## Work instructions:
Copy out the listing that follows, exactly, without its pictures.

Records from a data source:
━━━━━━━━━━━━━━━━━━━━━━━━━━━━━━

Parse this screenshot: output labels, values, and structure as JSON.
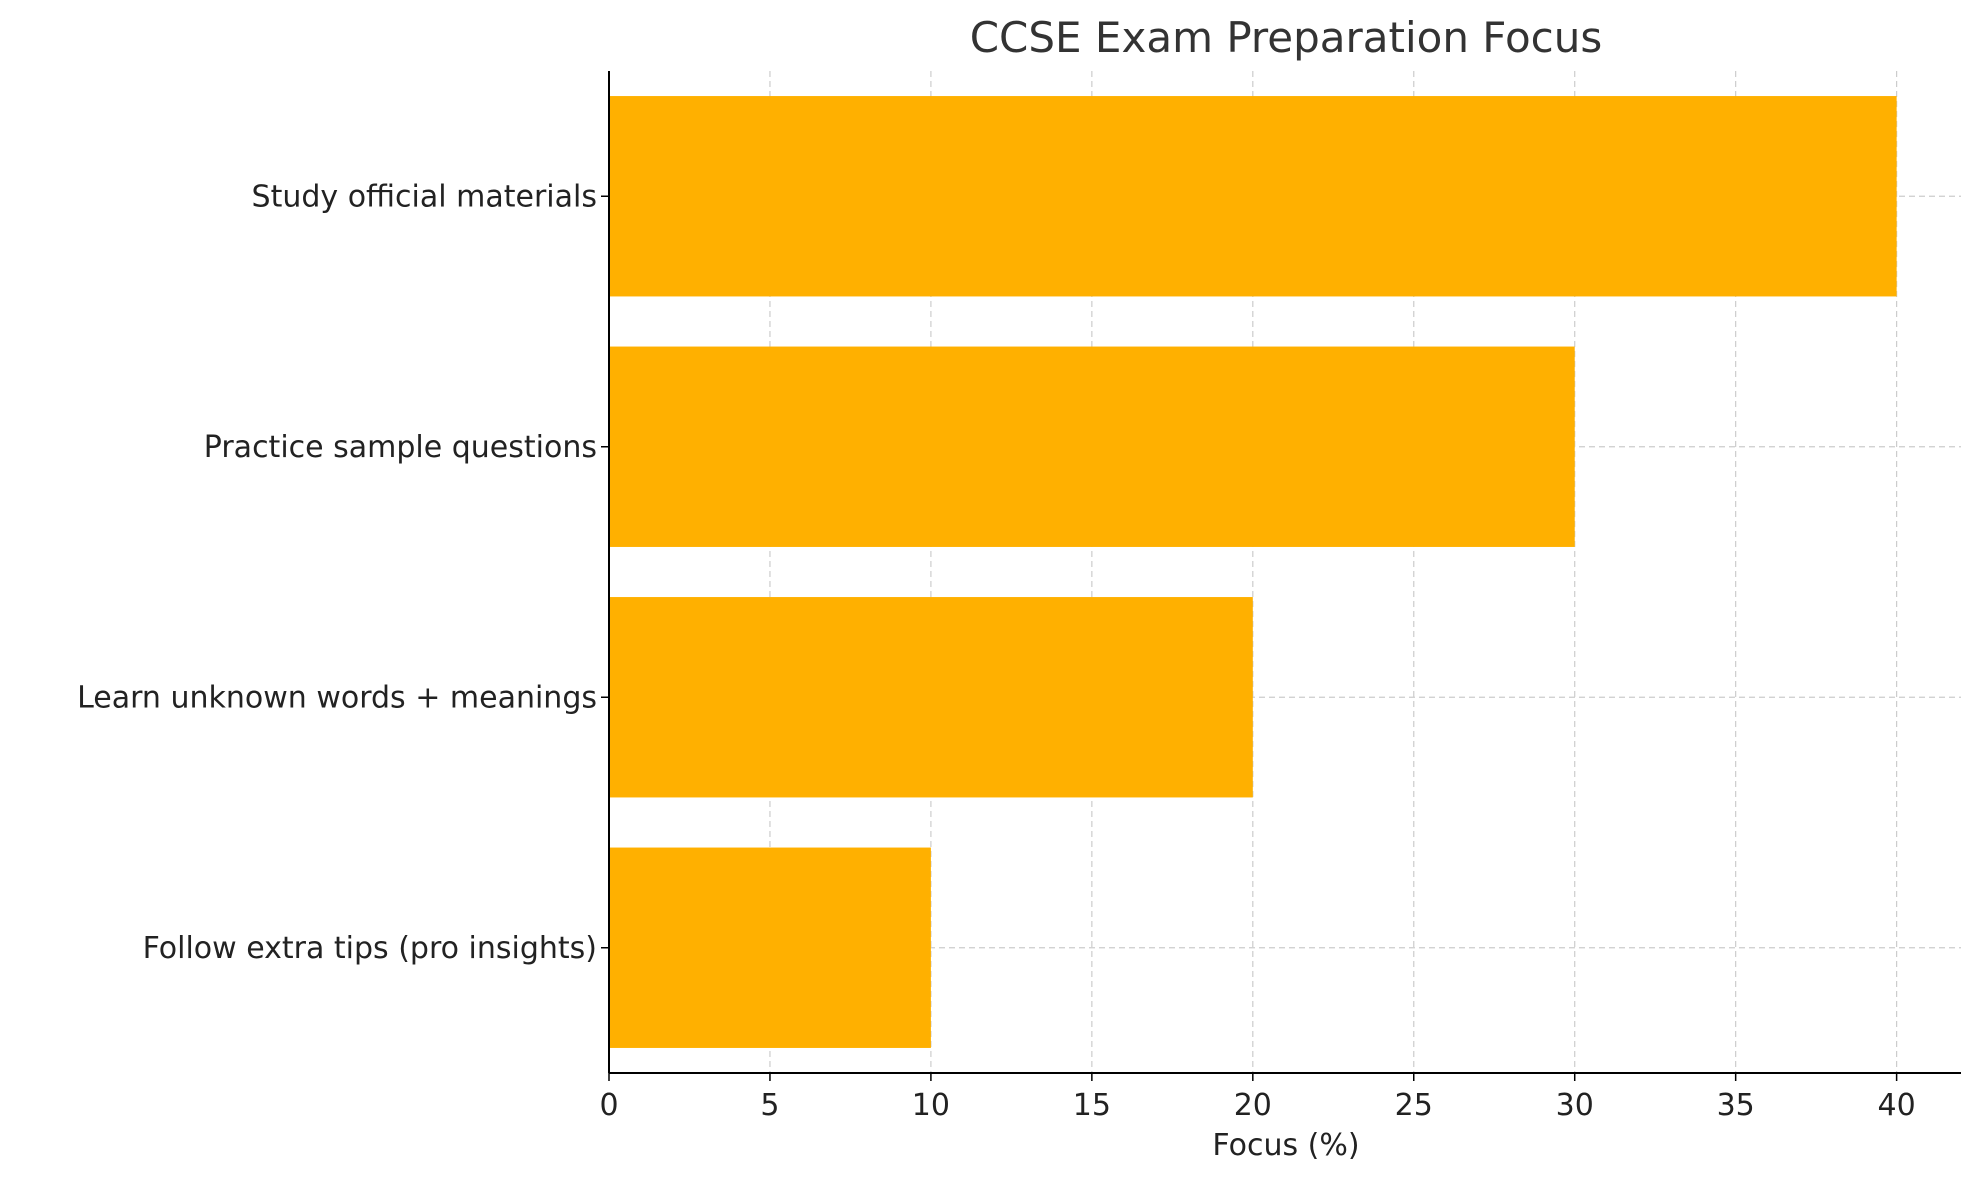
{
  "chart_data": {
    "type": "bar",
    "orientation": "horizontal",
    "title": "CCSE Exam Preparation Focus",
    "xlabel": "Focus (%)",
    "ylabel": "",
    "categories": [
      "Study official materials",
      "Practice sample questions",
      "Learn unknown words + meanings",
      "Follow extra tips (pro insights)"
    ],
    "values": [
      40,
      30,
      20,
      10
    ],
    "xlim": [
      0,
      42
    ],
    "xticks": [
      0,
      5,
      10,
      15,
      20,
      25,
      30,
      35,
      40
    ],
    "grid": true,
    "legend": "none",
    "colors": {
      "bar": "#FFB000",
      "axis": "#000000",
      "grid": "#CCCCCC",
      "text": "#222222",
      "title": "#333333"
    }
  }
}
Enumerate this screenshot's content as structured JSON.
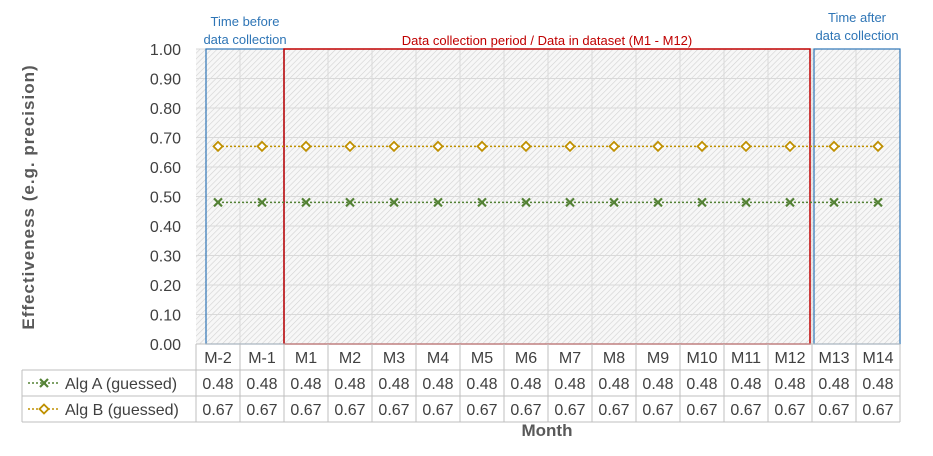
{
  "chart_data": {
    "type": "line",
    "categories": [
      "M-2",
      "M-1",
      "M1",
      "M2",
      "M3",
      "M4",
      "M5",
      "M6",
      "M7",
      "M8",
      "M9",
      "M10",
      "M11",
      "M12",
      "M13",
      "M14"
    ],
    "series": [
      {
        "name": "Alg A (guessed)",
        "values": [
          0.48,
          0.48,
          0.48,
          0.48,
          0.48,
          0.48,
          0.48,
          0.48,
          0.48,
          0.48,
          0.48,
          0.48,
          0.48,
          0.48,
          0.48,
          0.48
        ],
        "color": "#548235",
        "marker": "x"
      },
      {
        "name": "Alg B (guessed)",
        "values": [
          0.67,
          0.67,
          0.67,
          0.67,
          0.67,
          0.67,
          0.67,
          0.67,
          0.67,
          0.67,
          0.67,
          0.67,
          0.67,
          0.67,
          0.67,
          0.67
        ],
        "color": "#bf9000",
        "marker": "diamond"
      }
    ],
    "ylabel": "Effectiveness   (e.g. precision)",
    "xlabel": "Month",
    "ylim": [
      0,
      1
    ],
    "yticks": [
      "0.00",
      "0.10",
      "0.20",
      "0.30",
      "0.40",
      "0.50",
      "0.60",
      "0.70",
      "0.80",
      "0.90",
      "1.00"
    ],
    "data_table": true,
    "regions": [
      {
        "label_lines": [
          "Time before",
          "data collection"
        ],
        "from": "M-2",
        "to": "M-1",
        "color": "#2e75b6"
      },
      {
        "label_lines": [
          "Data collection period / Data in dataset (M1 - M12)"
        ],
        "from": "M1",
        "to": "M12",
        "color": "#c00000"
      },
      {
        "label_lines": [
          "Time after",
          "data collection"
        ],
        "from": "M13",
        "to": "M14",
        "color": "#2e75b6"
      }
    ],
    "grid": true
  }
}
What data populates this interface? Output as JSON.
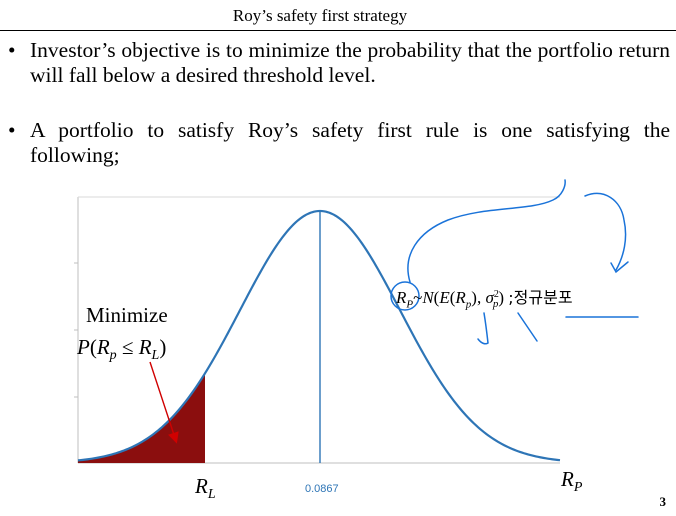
{
  "slide": {
    "title": "Roy’s safety first strategy",
    "bullets": [
      "Investor’s objective is to minimize the probability that the portfolio return will fall below a desired threshold level.",
      "A portfolio to satisfy Roy’s safety first rule is one satisfying the following;"
    ],
    "bullet_marker": "•",
    "page_number": "3"
  },
  "figure": {
    "minimize_label": "Minimize",
    "probability_expr": "P(R_p ≤ R_L)",
    "distribution_text": "R_P~N(E(R_p), σ_p^2)",
    "korean_note": ";정규분포",
    "x_axis_label": "R_P",
    "threshold_label": "R_L",
    "mean_value": "0.0867",
    "colors": {
      "curve": "#2e75b6",
      "tail_fill": "#8b0e0e",
      "arrow": "#d00000",
      "annotation_ink": "#1a73d9",
      "axis": "#bfbfbf"
    }
  }
}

━━━━━━━━━━━━━━━━━━━━━━━━━━━━━━

## Exercise solution:
Parse this screenshot: output labels, values, and structure as JSON.
{
  "chart_data": {
    "type": "bar",
    "orientation": "horizontal",
    "title": "CCSE Exam Preparation Focus",
    "xlabel": "Focus (%)",
    "ylabel": "",
    "categories": [
      "Study official materials",
      "Practice sample questions",
      "Learn unknown words + meanings",
      "Follow extra tips (pro insights)"
    ],
    "values": [
      40,
      30,
      20,
      10
    ],
    "xlim": [
      0,
      42
    ],
    "xticks": [
      0,
      5,
      10,
      15,
      20,
      25,
      30,
      35,
      40
    ],
    "grid": true,
    "legend": "none",
    "colors": {
      "bar": "#FFB000",
      "axis": "#000000",
      "grid": "#CCCCCC",
      "text": "#222222",
      "title": "#333333"
    }
  }
}
Enumerate this screenshot's content as structured JSON.
{
  "chart_data": {
    "type": "line",
    "categories": [
      "M-2",
      "M-1",
      "M1",
      "M2",
      "M3",
      "M4",
      "M5",
      "M6",
      "M7",
      "M8",
      "M9",
      "M10",
      "M11",
      "M12",
      "M13",
      "M14"
    ],
    "series": [
      {
        "name": "Alg A (guessed)",
        "values": [
          0.48,
          0.48,
          0.48,
          0.48,
          0.48,
          0.48,
          0.48,
          0.48,
          0.48,
          0.48,
          0.48,
          0.48,
          0.48,
          0.48,
          0.48,
          0.48
        ],
        "color": "#548235",
        "marker": "x"
      },
      {
        "name": "Alg B (guessed)",
        "values": [
          0.67,
          0.67,
          0.67,
          0.67,
          0.67,
          0.67,
          0.67,
          0.67,
          0.67,
          0.67,
          0.67,
          0.67,
          0.67,
          0.67,
          0.67,
          0.67
        ],
        "color": "#bf9000",
        "marker": "diamond"
      }
    ],
    "ylabel": "Effectiveness   (e.g. precision)",
    "xlabel": "Month",
    "ylim": [
      0,
      1
    ],
    "yticks": [
      "0.00",
      "0.10",
      "0.20",
      "0.30",
      "0.40",
      "0.50",
      "0.60",
      "0.70",
      "0.80",
      "0.90",
      "1.00"
    ],
    "data_table": true,
    "regions": [
      {
        "label_lines": [
          "Time before",
          "data collection"
        ],
        "from": "M-2",
        "to": "M-1",
        "color": "#2e75b6"
      },
      {
        "label_lines": [
          "Data collection period / Data in dataset (M1 - M12)"
        ],
        "from": "M1",
        "to": "M12",
        "color": "#c00000"
      },
      {
        "label_lines": [
          "Time after",
          "data collection"
        ],
        "from": "M13",
        "to": "M14",
        "color": "#2e75b6"
      }
    ],
    "grid": true
  }
}
What data populates this interface? Output as JSON.
{
  "slide": {
    "title": "Roy’s safety first strategy",
    "bullets": [
      "Investor’s objective is to minimize the probability that the portfolio return will fall below a desired threshold level.",
      "A portfolio to satisfy Roy’s safety first rule is one satisfying the following;"
    ],
    "bullet_marker": "•",
    "page_number": "3"
  },
  "figure": {
    "minimize_label": "Minimize",
    "probability_expr": "P(R_p ≤ R_L)",
    "distribution_text": "R_P~N(E(R_p), σ_p^2)",
    "korean_note": ";정규분포",
    "x_axis_label": "R_P",
    "threshold_label": "R_L",
    "mean_value": "0.0867",
    "colors": {
      "curve": "#2e75b6",
      "tail_fill": "#8b0e0e",
      "arrow": "#d00000",
      "annotation_ink": "#1a73d9",
      "axis": "#bfbfbf"
    }
  }
}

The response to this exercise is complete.